The lines to extract start at the one containing "Extract all readable text from this page." and end with the last line; give them exactly and nothing more.
--- begin Provided records ---
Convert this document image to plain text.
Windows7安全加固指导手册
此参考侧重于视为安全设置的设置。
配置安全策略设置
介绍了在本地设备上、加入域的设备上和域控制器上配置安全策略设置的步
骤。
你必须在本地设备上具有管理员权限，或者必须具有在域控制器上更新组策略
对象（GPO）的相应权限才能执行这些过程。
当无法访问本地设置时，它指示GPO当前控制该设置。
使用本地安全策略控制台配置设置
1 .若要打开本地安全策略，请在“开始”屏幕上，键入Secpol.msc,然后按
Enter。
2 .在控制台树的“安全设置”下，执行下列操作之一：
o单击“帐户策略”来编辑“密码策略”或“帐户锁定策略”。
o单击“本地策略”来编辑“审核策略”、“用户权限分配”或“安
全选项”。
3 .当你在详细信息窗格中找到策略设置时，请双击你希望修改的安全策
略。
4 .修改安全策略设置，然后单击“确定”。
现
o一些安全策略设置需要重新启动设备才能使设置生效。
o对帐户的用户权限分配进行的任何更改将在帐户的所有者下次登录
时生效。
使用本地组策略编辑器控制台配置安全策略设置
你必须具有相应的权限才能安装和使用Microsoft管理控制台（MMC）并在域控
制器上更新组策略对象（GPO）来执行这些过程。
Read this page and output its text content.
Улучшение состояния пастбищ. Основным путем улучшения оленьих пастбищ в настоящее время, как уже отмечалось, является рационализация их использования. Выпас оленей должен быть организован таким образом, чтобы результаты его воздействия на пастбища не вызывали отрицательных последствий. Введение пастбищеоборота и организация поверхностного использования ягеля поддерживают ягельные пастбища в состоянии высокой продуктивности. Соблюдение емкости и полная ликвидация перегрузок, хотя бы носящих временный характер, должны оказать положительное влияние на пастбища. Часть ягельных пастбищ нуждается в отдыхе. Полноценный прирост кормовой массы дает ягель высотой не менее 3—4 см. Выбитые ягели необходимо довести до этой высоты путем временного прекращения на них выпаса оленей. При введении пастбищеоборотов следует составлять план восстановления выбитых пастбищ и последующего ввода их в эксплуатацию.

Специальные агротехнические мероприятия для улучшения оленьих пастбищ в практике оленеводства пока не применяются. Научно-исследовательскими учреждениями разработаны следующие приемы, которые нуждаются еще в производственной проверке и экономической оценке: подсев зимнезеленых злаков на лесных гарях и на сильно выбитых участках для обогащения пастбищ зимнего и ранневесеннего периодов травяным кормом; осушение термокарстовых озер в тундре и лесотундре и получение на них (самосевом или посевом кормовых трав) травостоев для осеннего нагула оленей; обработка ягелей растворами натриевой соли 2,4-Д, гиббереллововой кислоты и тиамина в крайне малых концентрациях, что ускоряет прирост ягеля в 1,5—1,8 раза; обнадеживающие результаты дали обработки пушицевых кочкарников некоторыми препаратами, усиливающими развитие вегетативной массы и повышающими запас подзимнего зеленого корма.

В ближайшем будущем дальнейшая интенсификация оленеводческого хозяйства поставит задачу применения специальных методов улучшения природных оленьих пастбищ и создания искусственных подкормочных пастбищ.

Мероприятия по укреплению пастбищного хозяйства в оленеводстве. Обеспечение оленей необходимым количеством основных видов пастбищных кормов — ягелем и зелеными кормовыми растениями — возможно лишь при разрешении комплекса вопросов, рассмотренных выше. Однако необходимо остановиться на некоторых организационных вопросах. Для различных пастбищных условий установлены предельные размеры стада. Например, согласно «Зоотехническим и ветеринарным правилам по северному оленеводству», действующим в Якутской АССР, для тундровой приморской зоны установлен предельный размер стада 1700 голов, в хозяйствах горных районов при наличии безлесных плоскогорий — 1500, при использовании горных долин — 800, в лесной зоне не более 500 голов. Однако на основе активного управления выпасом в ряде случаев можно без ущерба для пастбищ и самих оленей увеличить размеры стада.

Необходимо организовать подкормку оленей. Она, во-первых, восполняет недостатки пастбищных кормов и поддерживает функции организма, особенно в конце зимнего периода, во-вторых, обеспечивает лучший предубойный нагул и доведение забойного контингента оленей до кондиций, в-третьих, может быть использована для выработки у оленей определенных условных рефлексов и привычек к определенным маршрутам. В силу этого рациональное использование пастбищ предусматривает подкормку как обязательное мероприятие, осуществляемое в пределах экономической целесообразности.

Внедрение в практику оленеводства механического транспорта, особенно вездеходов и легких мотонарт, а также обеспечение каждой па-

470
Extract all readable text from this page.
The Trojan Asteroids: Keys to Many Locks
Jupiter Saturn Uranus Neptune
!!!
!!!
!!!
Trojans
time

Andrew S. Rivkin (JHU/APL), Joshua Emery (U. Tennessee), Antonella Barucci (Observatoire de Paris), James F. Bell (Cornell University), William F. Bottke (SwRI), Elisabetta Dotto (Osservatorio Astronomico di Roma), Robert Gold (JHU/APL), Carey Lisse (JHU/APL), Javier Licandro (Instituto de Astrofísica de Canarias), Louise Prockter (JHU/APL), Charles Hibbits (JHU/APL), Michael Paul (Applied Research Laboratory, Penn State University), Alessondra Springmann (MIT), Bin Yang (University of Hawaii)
--- end Provided records ---
:: Worked solution ::
Extract all readable text from this page.
The Trojan Asteroids: Keys to Many Locks
Jupiter Saturn Uranus Neptune
!!!
!!!
!!!
Trojans
time

Andrew S. Rivkin (JHU/APL), Joshua Emery (U. Tennessee), Antonella Barucci (Observatoire de Paris), James F. Bell (Cornell University), William F. Bottke (SwRI), Elisabetta Dotto (Osservatorio Astronomico di Roma), Robert Gold (JHU/APL), Carey Lisse (JHU/APL), Javier Licandro (Instituto de Astrofísica de Canarias), Louise Prockter (JHU/APL), Charles Hibbits (JHU/APL), Michael Paul (Applied Research Laboratory, Penn State University), Alessondra Springmann (MIT), Bin Yang (University of Hawaii)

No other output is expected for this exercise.